** begin Records shown **

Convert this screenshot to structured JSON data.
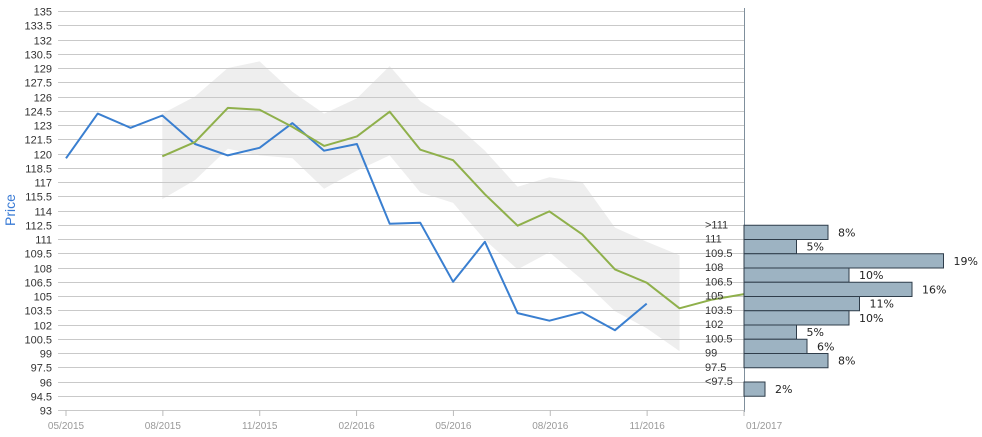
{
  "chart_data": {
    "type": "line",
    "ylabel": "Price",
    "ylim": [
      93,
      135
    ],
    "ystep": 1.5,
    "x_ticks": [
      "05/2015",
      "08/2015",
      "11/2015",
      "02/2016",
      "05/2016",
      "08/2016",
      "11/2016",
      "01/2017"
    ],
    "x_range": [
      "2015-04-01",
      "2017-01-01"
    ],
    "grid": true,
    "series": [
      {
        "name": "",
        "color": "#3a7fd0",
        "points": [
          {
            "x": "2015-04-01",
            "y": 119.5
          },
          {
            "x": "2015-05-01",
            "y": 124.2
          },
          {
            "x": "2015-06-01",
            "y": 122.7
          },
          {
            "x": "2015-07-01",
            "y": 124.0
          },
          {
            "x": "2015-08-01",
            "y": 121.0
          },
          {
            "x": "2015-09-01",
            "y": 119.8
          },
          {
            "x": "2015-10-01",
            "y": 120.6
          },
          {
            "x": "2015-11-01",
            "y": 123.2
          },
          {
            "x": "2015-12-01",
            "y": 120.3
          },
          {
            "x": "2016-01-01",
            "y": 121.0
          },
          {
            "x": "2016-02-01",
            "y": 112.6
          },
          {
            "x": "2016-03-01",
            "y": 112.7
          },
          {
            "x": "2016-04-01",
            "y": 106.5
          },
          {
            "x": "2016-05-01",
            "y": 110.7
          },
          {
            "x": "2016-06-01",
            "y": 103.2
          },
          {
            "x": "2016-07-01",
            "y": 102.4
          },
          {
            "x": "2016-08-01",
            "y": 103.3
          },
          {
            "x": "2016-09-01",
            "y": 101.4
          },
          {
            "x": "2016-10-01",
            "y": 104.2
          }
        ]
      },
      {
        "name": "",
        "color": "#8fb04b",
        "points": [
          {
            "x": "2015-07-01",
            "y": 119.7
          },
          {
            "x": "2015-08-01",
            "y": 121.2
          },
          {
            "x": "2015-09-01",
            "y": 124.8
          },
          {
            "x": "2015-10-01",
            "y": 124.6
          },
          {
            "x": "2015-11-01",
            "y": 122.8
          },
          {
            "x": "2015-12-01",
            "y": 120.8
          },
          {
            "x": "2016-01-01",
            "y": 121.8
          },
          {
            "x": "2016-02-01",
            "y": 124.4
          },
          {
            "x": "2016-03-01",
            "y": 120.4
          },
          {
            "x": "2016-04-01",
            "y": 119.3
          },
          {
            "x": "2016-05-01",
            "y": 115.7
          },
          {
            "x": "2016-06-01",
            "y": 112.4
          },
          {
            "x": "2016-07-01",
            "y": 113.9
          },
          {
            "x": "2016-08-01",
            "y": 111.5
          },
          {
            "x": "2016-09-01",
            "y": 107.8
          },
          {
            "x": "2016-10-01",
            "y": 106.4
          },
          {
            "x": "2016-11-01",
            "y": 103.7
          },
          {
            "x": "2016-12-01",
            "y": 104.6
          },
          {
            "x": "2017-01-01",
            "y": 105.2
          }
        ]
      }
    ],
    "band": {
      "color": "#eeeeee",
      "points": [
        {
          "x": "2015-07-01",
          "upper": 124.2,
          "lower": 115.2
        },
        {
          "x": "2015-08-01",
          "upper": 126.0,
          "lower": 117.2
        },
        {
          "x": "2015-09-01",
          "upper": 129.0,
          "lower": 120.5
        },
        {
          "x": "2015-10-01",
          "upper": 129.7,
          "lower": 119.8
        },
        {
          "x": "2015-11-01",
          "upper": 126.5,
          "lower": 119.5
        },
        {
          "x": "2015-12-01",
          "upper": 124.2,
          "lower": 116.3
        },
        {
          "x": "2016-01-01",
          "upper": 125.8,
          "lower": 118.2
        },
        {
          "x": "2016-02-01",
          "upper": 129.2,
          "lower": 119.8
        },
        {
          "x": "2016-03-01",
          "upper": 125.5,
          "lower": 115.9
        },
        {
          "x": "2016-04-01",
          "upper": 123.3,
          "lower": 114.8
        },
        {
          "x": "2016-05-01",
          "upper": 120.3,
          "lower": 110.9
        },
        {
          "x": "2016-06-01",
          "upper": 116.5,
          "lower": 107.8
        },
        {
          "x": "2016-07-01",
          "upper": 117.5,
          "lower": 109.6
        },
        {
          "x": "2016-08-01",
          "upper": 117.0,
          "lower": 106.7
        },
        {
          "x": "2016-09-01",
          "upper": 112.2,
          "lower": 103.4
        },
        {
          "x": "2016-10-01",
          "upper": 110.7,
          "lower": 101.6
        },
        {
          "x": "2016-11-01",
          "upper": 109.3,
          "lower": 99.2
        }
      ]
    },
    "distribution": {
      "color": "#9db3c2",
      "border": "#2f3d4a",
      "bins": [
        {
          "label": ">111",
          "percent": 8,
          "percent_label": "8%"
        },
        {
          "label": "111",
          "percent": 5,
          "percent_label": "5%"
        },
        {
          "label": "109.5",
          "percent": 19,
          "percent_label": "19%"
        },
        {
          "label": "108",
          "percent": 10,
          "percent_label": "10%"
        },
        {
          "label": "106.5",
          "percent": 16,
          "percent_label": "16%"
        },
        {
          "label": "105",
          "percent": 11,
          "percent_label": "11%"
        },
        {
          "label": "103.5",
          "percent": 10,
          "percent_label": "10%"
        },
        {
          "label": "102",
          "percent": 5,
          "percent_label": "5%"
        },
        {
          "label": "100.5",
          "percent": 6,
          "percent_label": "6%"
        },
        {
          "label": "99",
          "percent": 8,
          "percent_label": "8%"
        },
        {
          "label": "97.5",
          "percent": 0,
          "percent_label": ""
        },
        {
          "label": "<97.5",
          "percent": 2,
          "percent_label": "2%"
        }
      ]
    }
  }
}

** end Records shown **
** begin Records shown **

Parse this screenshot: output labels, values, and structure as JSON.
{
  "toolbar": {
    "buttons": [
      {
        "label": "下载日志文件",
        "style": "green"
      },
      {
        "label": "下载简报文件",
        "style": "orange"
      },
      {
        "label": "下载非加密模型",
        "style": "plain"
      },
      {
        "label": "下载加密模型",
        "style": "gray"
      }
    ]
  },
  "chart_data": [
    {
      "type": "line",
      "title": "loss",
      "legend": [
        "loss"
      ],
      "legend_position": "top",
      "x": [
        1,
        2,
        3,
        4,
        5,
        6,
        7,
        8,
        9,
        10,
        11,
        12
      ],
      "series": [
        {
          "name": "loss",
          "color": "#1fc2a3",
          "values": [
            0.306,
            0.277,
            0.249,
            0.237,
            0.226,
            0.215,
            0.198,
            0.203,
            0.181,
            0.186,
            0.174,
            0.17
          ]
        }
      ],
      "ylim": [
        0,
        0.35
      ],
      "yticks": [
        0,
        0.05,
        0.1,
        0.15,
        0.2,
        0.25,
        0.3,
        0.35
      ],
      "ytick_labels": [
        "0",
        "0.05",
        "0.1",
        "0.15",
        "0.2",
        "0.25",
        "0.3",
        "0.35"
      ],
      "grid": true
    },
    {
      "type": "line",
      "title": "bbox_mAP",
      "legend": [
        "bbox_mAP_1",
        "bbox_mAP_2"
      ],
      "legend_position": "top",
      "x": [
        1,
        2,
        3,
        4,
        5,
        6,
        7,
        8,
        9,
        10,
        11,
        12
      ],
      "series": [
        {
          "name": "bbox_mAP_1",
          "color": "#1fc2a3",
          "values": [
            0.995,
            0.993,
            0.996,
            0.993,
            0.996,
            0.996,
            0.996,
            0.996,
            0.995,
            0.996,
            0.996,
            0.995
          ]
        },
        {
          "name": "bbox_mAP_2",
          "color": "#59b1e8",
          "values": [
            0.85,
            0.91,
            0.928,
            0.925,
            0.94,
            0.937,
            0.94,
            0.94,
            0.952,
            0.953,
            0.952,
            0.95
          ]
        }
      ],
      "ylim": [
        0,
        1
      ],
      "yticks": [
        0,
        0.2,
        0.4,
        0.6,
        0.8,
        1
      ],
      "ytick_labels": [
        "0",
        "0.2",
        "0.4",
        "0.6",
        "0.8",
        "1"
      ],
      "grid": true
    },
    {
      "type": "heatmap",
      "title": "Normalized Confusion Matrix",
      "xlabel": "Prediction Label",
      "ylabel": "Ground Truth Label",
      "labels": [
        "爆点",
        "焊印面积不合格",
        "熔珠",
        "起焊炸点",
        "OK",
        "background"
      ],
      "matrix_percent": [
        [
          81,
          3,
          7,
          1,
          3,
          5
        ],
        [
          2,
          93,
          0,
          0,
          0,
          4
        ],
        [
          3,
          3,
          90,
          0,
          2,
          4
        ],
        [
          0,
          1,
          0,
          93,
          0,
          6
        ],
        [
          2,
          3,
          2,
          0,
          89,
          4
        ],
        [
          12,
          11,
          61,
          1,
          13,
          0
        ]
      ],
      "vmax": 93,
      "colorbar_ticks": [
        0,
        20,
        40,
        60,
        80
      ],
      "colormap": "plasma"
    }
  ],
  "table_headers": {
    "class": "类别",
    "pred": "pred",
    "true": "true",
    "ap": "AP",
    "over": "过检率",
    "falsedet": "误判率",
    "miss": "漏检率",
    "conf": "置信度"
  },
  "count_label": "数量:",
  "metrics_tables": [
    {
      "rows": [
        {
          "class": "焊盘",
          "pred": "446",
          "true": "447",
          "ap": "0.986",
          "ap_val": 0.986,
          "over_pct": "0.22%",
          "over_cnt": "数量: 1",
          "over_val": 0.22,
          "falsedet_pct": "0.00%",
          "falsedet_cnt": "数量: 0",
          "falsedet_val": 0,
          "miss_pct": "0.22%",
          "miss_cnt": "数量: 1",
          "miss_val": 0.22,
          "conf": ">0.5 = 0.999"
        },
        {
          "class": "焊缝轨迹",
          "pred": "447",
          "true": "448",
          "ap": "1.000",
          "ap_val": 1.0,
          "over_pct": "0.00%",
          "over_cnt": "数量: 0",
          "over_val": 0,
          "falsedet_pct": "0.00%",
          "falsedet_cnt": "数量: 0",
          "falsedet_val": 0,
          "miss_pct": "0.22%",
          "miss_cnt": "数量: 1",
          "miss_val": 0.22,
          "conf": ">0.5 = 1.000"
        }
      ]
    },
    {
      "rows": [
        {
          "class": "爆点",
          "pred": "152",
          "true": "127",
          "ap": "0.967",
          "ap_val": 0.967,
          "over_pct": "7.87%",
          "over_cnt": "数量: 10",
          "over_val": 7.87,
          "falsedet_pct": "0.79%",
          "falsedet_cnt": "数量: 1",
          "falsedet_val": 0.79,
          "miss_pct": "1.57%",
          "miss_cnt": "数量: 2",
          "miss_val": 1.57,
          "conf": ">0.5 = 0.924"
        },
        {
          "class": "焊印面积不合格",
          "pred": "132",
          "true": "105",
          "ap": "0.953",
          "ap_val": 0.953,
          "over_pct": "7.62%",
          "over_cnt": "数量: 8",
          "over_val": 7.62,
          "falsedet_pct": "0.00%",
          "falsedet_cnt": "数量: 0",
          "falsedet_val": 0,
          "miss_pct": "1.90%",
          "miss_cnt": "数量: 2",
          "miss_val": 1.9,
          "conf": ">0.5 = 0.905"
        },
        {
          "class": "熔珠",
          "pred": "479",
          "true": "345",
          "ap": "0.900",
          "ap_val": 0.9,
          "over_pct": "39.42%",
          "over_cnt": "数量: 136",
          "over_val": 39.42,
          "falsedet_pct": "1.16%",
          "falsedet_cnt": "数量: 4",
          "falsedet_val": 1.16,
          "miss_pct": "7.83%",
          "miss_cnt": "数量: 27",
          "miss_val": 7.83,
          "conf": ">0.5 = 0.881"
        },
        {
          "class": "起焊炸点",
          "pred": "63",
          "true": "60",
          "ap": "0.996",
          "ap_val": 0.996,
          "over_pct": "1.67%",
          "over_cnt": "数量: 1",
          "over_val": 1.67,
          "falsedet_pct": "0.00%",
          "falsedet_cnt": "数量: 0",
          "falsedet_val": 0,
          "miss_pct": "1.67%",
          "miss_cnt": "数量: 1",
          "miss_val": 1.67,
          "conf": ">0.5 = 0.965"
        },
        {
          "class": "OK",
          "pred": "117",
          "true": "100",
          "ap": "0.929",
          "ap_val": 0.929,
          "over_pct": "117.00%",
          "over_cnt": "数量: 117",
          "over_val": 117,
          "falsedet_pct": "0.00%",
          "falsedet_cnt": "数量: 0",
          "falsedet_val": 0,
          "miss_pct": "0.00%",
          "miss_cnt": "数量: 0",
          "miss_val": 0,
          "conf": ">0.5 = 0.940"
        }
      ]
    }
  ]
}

** end Records shown **

[Exercise details]
Go through the records line by line and count those containing the string "JSON". Give only the total.

[Exercise response]
2